(Collected data entries)
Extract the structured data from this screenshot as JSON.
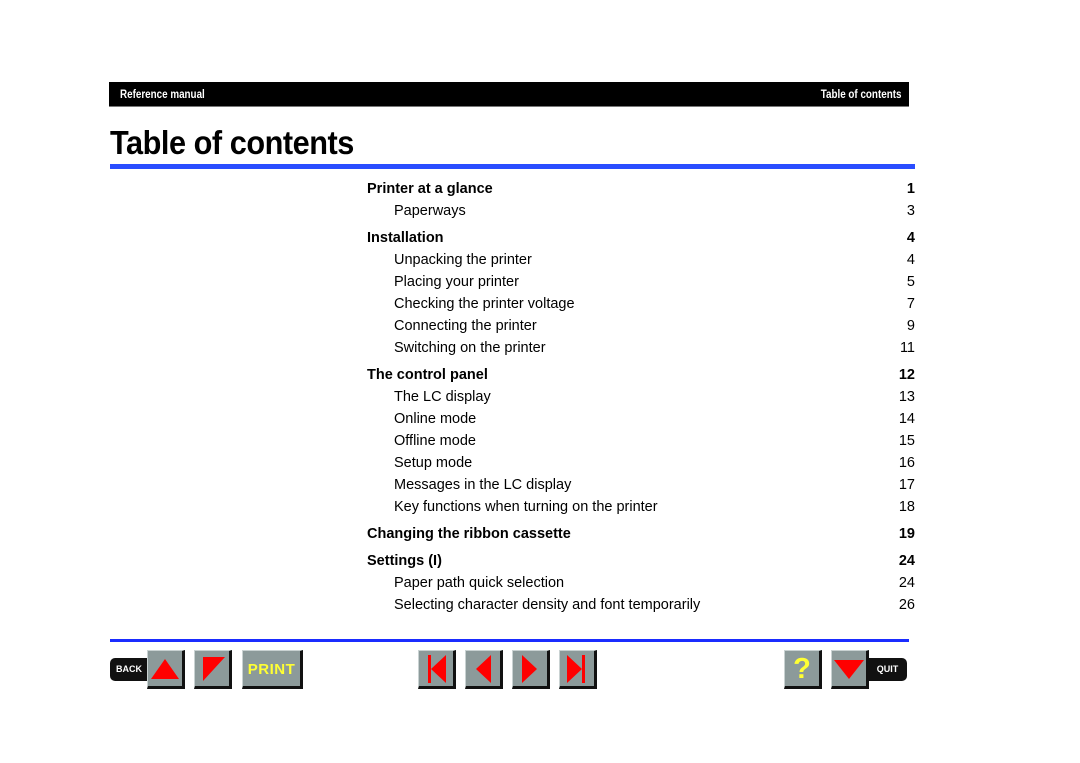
{
  "header": {
    "left_label": "Reference manual",
    "right_label": "Table of contents"
  },
  "page_title": "Table of contents",
  "toc": [
    {
      "level": "heading",
      "label": "Printer at a glance",
      "page": "1"
    },
    {
      "level": "sub",
      "label": "Paperways",
      "page": "3"
    },
    {
      "level": "heading",
      "label": "Installation",
      "page": "4"
    },
    {
      "level": "sub",
      "label": "Unpacking the printer",
      "page": "4"
    },
    {
      "level": "sub",
      "label": "Placing your printer",
      "page": "5"
    },
    {
      "level": "sub",
      "label": "Checking the printer voltage",
      "page": "7"
    },
    {
      "level": "sub",
      "label": "Connecting the printer",
      "page": "9"
    },
    {
      "level": "sub",
      "label": "Switching on the printer",
      "page": "11"
    },
    {
      "level": "heading",
      "label": "The control panel",
      "page": "12"
    },
    {
      "level": "sub",
      "label": "The LC display",
      "page": "13"
    },
    {
      "level": "sub",
      "label": "Online mode",
      "page": "14"
    },
    {
      "level": "sub",
      "label": "Offline mode",
      "page": "15"
    },
    {
      "level": "sub",
      "label": "Setup mode",
      "page": "16"
    },
    {
      "level": "sub",
      "label": "Messages in the LC display",
      "page": "17"
    },
    {
      "level": "sub",
      "label": "Key functions when turning on the printer",
      "page": "18"
    },
    {
      "level": "heading",
      "label": "Changing the ribbon cassette",
      "page": "19"
    },
    {
      "level": "heading",
      "label": "Settings (I)",
      "page": "24"
    },
    {
      "level": "sub",
      "label": "Paper path quick selection",
      "page": "24"
    },
    {
      "level": "sub",
      "label": "Selecting character density and font temporarily",
      "page": "26"
    }
  ],
  "footer": {
    "back_label": "BACK",
    "print_label": "PRINT",
    "help_label": "?",
    "quit_label": "QUIT",
    "icons": [
      "up-arrow-icon",
      "bookmark-triangle-icon",
      "first-page-icon",
      "previous-page-icon",
      "next-page-icon",
      "last-page-icon",
      "help-icon",
      "down-arrow-icon"
    ]
  },
  "colors": {
    "accent_rule": "#2a4dff",
    "button_gray": "#8c9a9a",
    "icon_red": "#ff0000",
    "label_yellow": "#ffff33"
  }
}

**Task directions:** Transcribe every entry word for word, but omit the pictures.

**Task solution:**
Extract the structured data from this screenshot as JSON.
{
  "header": {
    "left_label": "Reference manual",
    "right_label": "Table of contents"
  },
  "page_title": "Table of contents",
  "toc": [
    {
      "level": "heading",
      "label": "Printer at a glance",
      "page": "1"
    },
    {
      "level": "sub",
      "label": "Paperways",
      "page": "3"
    },
    {
      "level": "heading",
      "label": "Installation",
      "page": "4"
    },
    {
      "level": "sub",
      "label": "Unpacking the printer",
      "page": "4"
    },
    {
      "level": "sub",
      "label": "Placing your printer",
      "page": "5"
    },
    {
      "level": "sub",
      "label": "Checking the printer voltage",
      "page": "7"
    },
    {
      "level": "sub",
      "label": "Connecting the printer",
      "page": "9"
    },
    {
      "level": "sub",
      "label": "Switching on the printer",
      "page": "11"
    },
    {
      "level": "heading",
      "label": "The control panel",
      "page": "12"
    },
    {
      "level": "sub",
      "label": "The LC display",
      "page": "13"
    },
    {
      "level": "sub",
      "label": "Online mode",
      "page": "14"
    },
    {
      "level": "sub",
      "label": "Offline mode",
      "page": "15"
    },
    {
      "level": "sub",
      "label": "Setup mode",
      "page": "16"
    },
    {
      "level": "sub",
      "label": "Messages in the LC display",
      "page": "17"
    },
    {
      "level": "sub",
      "label": "Key functions when turning on the printer",
      "page": "18"
    },
    {
      "level": "heading",
      "label": "Changing the ribbon cassette",
      "page": "19"
    },
    {
      "level": "heading",
      "label": "Settings (I)",
      "page": "24"
    },
    {
      "level": "sub",
      "label": "Paper path quick selection",
      "page": "24"
    },
    {
      "level": "sub",
      "label": "Selecting character density and font temporarily",
      "page": "26"
    }
  ],
  "footer": {
    "back_label": "BACK",
    "print_label": "PRINT",
    "help_label": "?",
    "quit_label": "QUIT",
    "icons": [
      "up-arrow-icon",
      "bookmark-triangle-icon",
      "first-page-icon",
      "previous-page-icon",
      "next-page-icon",
      "last-page-icon",
      "help-icon",
      "down-arrow-icon"
    ]
  },
  "colors": {
    "accent_rule": "#2a4dff",
    "button_gray": "#8c9a9a",
    "icon_red": "#ff0000",
    "label_yellow": "#ffff33"
  }
}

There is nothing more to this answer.